• **WHAT IS BEING ASKED**
The records below need retyping in full; give them again exactly.
'''
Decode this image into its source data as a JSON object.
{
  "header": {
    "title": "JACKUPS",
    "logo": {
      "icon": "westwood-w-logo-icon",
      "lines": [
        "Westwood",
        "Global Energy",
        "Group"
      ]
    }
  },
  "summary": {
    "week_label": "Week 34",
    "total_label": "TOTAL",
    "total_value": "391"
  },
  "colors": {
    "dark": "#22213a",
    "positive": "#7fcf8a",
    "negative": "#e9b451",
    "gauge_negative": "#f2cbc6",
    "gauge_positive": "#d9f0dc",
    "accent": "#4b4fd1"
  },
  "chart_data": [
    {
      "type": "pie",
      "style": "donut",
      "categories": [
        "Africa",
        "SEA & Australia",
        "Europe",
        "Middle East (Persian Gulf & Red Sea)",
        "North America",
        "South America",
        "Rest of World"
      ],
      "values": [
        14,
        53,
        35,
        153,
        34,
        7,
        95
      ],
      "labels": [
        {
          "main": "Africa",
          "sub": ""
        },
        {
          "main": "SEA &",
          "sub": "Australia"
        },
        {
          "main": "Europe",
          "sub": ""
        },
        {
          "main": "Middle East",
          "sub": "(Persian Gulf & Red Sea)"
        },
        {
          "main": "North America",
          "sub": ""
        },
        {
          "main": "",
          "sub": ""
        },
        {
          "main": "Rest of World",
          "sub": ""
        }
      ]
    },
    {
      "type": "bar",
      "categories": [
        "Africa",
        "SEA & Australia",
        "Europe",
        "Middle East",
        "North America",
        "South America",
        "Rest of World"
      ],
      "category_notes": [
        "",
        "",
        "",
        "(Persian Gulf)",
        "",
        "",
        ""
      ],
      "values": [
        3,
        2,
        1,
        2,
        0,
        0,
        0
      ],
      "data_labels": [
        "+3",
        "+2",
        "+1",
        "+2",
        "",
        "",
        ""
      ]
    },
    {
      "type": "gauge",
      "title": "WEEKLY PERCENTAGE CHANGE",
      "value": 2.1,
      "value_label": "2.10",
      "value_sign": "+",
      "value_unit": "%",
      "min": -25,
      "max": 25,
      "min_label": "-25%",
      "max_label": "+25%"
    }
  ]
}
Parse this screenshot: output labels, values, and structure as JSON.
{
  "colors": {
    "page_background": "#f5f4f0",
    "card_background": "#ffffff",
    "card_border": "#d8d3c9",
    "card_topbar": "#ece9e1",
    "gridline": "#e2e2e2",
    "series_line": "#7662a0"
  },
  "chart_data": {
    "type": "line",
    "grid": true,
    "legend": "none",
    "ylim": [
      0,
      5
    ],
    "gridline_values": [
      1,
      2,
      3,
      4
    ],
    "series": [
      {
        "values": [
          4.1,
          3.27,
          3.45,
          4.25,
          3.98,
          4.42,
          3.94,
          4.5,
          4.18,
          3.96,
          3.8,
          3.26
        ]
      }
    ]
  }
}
'''
• **OUTPUT BELOW**
Decode this image into its source data as a JSON object.
{
  "header": {
    "title": "JACKUPS",
    "logo": {
      "icon": "westwood-w-logo-icon",
      "lines": [
        "Westwood",
        "Global Energy",
        "Group"
      ]
    }
  },
  "summary": {
    "week_label": "Week 34",
    "total_label": "TOTAL",
    "total_value": "391"
  },
  "colors": {
    "dark": "#22213a",
    "positive": "#7fcf8a",
    "negative": "#e9b451",
    "gauge_negative": "#f2cbc6",
    "gauge_positive": "#d9f0dc",
    "accent": "#4b4fd1"
  },
  "chart_data": [
    {
      "type": "pie",
      "style": "donut",
      "categories": [
        "Africa",
        "SEA & Australia",
        "Europe",
        "Middle East (Persian Gulf & Red Sea)",
        "North America",
        "South America",
        "Rest of World"
      ],
      "values": [
        14,
        53,
        35,
        153,
        34,
        7,
        95
      ],
      "labels": [
        {
          "main": "Africa",
          "sub": ""
        },
        {
          "main": "SEA &",
          "sub": "Australia"
        },
        {
          "main": "Europe",
          "sub": ""
        },
        {
          "main": "Middle East",
          "sub": "(Persian Gulf & Red Sea)"
        },
        {
          "main": "North America",
          "sub": ""
        },
        {
          "main": "",
          "sub": ""
        },
        {
          "main": "Rest of World",
          "sub": ""
        }
      ]
    },
    {
      "type": "bar",
      "categories": [
        "Africa",
        "SEA & Australia",
        "Europe",
        "Middle East",
        "North America",
        "South America",
        "Rest of World"
      ],
      "category_notes": [
        "",
        "",
        "",
        "(Persian Gulf)",
        "",
        "",
        ""
      ],
      "values": [
        3,
        2,
        1,
        2,
        0,
        0,
        0
      ],
      "data_labels": [
        "+3",
        "+2",
        "+1",
        "+2",
        "",
        "",
        ""
      ]
    },
    {
      "type": "gauge",
      "title": "WEEKLY PERCENTAGE CHANGE",
      "value": 2.1,
      "value_label": "2.10",
      "value_sign": "+",
      "value_unit": "%",
      "min": -25,
      "max": 25,
      "min_label": "-25%",
      "max_label": "+25%"
    }
  ]
}
Parse this screenshot: output labels, values, and structure as JSON.
{
  "colors": {
    "page_background": "#f5f4f0",
    "card_background": "#ffffff",
    "card_border": "#d8d3c9",
    "card_topbar": "#ece9e1",
    "gridline": "#e2e2e2",
    "series_line": "#7662a0"
  },
  "chart_data": {
    "type": "line",
    "grid": true,
    "legend": "none",
    "ylim": [
      0,
      5
    ],
    "gridline_values": [
      1,
      2,
      3,
      4
    ],
    "series": [
      {
        "values": [
          4.1,
          3.27,
          3.45,
          4.25,
          3.98,
          4.42,
          3.94,
          4.5,
          4.18,
          3.96,
          3.8,
          3.26
        ]
      }
    ]
  }
}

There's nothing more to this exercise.